- **THE TASK**: Return the material below in full and exactly.
* * * *
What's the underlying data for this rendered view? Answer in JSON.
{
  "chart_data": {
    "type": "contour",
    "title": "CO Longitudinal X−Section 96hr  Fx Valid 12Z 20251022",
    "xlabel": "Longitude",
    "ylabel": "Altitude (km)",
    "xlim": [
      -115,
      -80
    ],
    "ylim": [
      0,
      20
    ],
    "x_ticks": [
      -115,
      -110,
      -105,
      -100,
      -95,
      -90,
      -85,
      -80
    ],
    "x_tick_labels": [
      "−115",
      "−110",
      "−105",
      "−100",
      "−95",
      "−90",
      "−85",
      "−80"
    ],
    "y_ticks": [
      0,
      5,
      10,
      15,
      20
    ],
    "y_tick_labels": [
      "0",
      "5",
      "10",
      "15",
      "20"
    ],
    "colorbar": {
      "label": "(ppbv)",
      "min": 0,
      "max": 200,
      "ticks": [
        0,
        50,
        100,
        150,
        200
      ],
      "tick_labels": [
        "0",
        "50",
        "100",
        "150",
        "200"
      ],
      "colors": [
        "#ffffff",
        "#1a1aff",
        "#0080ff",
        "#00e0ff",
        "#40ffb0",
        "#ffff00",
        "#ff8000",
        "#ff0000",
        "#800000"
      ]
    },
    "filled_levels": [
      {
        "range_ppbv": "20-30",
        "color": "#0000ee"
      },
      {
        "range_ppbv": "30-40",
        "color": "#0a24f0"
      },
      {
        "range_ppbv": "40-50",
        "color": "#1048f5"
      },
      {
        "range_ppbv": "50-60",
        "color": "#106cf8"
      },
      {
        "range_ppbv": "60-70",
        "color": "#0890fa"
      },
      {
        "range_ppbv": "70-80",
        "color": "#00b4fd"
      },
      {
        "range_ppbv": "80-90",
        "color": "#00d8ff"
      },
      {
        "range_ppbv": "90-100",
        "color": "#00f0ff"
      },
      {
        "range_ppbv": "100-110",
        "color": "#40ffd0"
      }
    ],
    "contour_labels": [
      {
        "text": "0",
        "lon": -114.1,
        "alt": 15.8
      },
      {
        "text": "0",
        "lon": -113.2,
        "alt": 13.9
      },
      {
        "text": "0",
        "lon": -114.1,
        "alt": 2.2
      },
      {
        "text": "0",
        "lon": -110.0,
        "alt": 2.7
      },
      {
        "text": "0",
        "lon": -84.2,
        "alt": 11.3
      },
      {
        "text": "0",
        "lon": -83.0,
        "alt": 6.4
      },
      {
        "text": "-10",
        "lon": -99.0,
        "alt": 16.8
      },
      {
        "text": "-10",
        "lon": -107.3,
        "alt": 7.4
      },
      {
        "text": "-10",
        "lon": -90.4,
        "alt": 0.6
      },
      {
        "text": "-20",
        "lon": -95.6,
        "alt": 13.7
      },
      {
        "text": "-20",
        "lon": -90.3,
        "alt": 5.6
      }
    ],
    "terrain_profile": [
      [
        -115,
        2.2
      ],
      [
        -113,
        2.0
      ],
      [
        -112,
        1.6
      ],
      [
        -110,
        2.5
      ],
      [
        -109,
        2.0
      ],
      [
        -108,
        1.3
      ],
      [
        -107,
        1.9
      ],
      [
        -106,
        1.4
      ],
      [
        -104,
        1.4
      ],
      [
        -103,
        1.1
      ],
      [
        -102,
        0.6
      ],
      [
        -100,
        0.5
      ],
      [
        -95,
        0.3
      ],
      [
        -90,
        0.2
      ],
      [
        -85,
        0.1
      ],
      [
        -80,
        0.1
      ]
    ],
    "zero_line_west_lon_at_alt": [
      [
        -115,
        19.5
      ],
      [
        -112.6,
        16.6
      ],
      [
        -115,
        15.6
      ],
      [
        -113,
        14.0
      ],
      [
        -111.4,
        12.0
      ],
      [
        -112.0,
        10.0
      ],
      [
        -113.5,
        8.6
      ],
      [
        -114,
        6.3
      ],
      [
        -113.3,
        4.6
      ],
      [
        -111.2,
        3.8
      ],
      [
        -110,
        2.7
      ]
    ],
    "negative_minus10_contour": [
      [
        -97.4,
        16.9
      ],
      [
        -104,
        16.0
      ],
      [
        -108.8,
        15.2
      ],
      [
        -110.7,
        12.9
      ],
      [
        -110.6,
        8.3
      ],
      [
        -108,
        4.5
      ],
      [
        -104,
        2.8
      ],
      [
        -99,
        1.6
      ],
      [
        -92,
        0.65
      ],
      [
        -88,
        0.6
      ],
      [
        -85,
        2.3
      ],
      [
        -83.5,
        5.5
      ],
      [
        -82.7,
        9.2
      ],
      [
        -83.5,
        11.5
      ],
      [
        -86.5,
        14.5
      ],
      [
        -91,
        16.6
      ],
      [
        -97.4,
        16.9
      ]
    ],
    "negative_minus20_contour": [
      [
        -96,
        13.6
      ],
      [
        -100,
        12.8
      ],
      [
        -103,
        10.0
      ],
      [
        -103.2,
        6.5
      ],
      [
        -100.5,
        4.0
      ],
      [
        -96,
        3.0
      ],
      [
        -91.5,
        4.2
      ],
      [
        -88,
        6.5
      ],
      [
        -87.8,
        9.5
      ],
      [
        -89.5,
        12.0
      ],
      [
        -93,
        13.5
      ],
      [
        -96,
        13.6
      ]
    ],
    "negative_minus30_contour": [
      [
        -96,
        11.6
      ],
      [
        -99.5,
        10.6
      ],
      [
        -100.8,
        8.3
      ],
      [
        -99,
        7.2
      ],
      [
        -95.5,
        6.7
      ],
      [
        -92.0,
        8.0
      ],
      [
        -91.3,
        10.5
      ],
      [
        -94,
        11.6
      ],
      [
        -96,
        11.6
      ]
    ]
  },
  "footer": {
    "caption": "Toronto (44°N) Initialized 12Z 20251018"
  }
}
* * * *
- **TASK OUTPUT**:
What's the underlying data for this rendered view? Answer in JSON.
{
  "chart_data": {
    "type": "contour",
    "title": "CO Longitudinal X−Section 96hr  Fx Valid 12Z 20251022",
    "xlabel": "Longitude",
    "ylabel": "Altitude (km)",
    "xlim": [
      -115,
      -80
    ],
    "ylim": [
      0,
      20
    ],
    "x_ticks": [
      -115,
      -110,
      -105,
      -100,
      -95,
      -90,
      -85,
      -80
    ],
    "x_tick_labels": [
      "−115",
      "−110",
      "−105",
      "−100",
      "−95",
      "−90",
      "−85",
      "−80"
    ],
    "y_ticks": [
      0,
      5,
      10,
      15,
      20
    ],
    "y_tick_labels": [
      "0",
      "5",
      "10",
      "15",
      "20"
    ],
    "colorbar": {
      "label": "(ppbv)",
      "min": 0,
      "max": 200,
      "ticks": [
        0,
        50,
        100,
        150,
        200
      ],
      "tick_labels": [
        "0",
        "50",
        "100",
        "150",
        "200"
      ],
      "colors": [
        "#ffffff",
        "#1a1aff",
        "#0080ff",
        "#00e0ff",
        "#40ffb0",
        "#ffff00",
        "#ff8000",
        "#ff0000",
        "#800000"
      ]
    },
    "filled_levels": [
      {
        "range_ppbv": "20-30",
        "color": "#0000ee"
      },
      {
        "range_ppbv": "30-40",
        "color": "#0a24f0"
      },
      {
        "range_ppbv": "40-50",
        "color": "#1048f5"
      },
      {
        "range_ppbv": "50-60",
        "color": "#106cf8"
      },
      {
        "range_ppbv": "60-70",
        "color": "#0890fa"
      },
      {
        "range_ppbv": "70-80",
        "color": "#00b4fd"
      },
      {
        "range_ppbv": "80-90",
        "color": "#00d8ff"
      },
      {
        "range_ppbv": "90-100",
        "color": "#00f0ff"
      },
      {
        "range_ppbv": "100-110",
        "color": "#40ffd0"
      }
    ],
    "contour_labels": [
      {
        "text": "0",
        "lon": -114.1,
        "alt": 15.8
      },
      {
        "text": "0",
        "lon": -113.2,
        "alt": 13.9
      },
      {
        "text": "0",
        "lon": -114.1,
        "alt": 2.2
      },
      {
        "text": "0",
        "lon": -110.0,
        "alt": 2.7
      },
      {
        "text": "0",
        "lon": -84.2,
        "alt": 11.3
      },
      {
        "text": "0",
        "lon": -83.0,
        "alt": 6.4
      },
      {
        "text": "-10",
        "lon": -99.0,
        "alt": 16.8
      },
      {
        "text": "-10",
        "lon": -107.3,
        "alt": 7.4
      },
      {
        "text": "-10",
        "lon": -90.4,
        "alt": 0.6
      },
      {
        "text": "-20",
        "lon": -95.6,
        "alt": 13.7
      },
      {
        "text": "-20",
        "lon": -90.3,
        "alt": 5.6
      }
    ],
    "terrain_profile": [
      [
        -115,
        2.2
      ],
      [
        -113,
        2.0
      ],
      [
        -112,
        1.6
      ],
      [
        -110,
        2.5
      ],
      [
        -109,
        2.0
      ],
      [
        -108,
        1.3
      ],
      [
        -107,
        1.9
      ],
      [
        -106,
        1.4
      ],
      [
        -104,
        1.4
      ],
      [
        -103,
        1.1
      ],
      [
        -102,
        0.6
      ],
      [
        -100,
        0.5
      ],
      [
        -95,
        0.3
      ],
      [
        -90,
        0.2
      ],
      [
        -85,
        0.1
      ],
      [
        -80,
        0.1
      ]
    ],
    "zero_line_west_lon_at_alt": [
      [
        -115,
        19.5
      ],
      [
        -112.6,
        16.6
      ],
      [
        -115,
        15.6
      ],
      [
        -113,
        14.0
      ],
      [
        -111.4,
        12.0
      ],
      [
        -112.0,
        10.0
      ],
      [
        -113.5,
        8.6
      ],
      [
        -114,
        6.3
      ],
      [
        -113.3,
        4.6
      ],
      [
        -111.2,
        3.8
      ],
      [
        -110,
        2.7
      ]
    ],
    "negative_minus10_contour": [
      [
        -97.4,
        16.9
      ],
      [
        -104,
        16.0
      ],
      [
        -108.8,
        15.2
      ],
      [
        -110.7,
        12.9
      ],
      [
        -110.6,
        8.3
      ],
      [
        -108,
        4.5
      ],
      [
        -104,
        2.8
      ],
      [
        -99,
        1.6
      ],
      [
        -92,
        0.65
      ],
      [
        -88,
        0.6
      ],
      [
        -85,
        2.3
      ],
      [
        -83.5,
        5.5
      ],
      [
        -82.7,
        9.2
      ],
      [
        -83.5,
        11.5
      ],
      [
        -86.5,
        14.5
      ],
      [
        -91,
        16.6
      ],
      [
        -97.4,
        16.9
      ]
    ],
    "negative_minus20_contour": [
      [
        -96,
        13.6
      ],
      [
        -100,
        12.8
      ],
      [
        -103,
        10.0
      ],
      [
        -103.2,
        6.5
      ],
      [
        -100.5,
        4.0
      ],
      [
        -96,
        3.0
      ],
      [
        -91.5,
        4.2
      ],
      [
        -88,
        6.5
      ],
      [
        -87.8,
        9.5
      ],
      [
        -89.5,
        12.0
      ],
      [
        -93,
        13.5
      ],
      [
        -96,
        13.6
      ]
    ],
    "negative_minus30_contour": [
      [
        -96,
        11.6
      ],
      [
        -99.5,
        10.6
      ],
      [
        -100.8,
        8.3
      ],
      [
        -99,
        7.2
      ],
      [
        -95.5,
        6.7
      ],
      [
        -92.0,
        8.0
      ],
      [
        -91.3,
        10.5
      ],
      [
        -94,
        11.6
      ],
      [
        -96,
        11.6
      ]
    ]
  },
  "footer": {
    "caption": "Toronto (44°N) Initialized 12Z 20251018"
  }
}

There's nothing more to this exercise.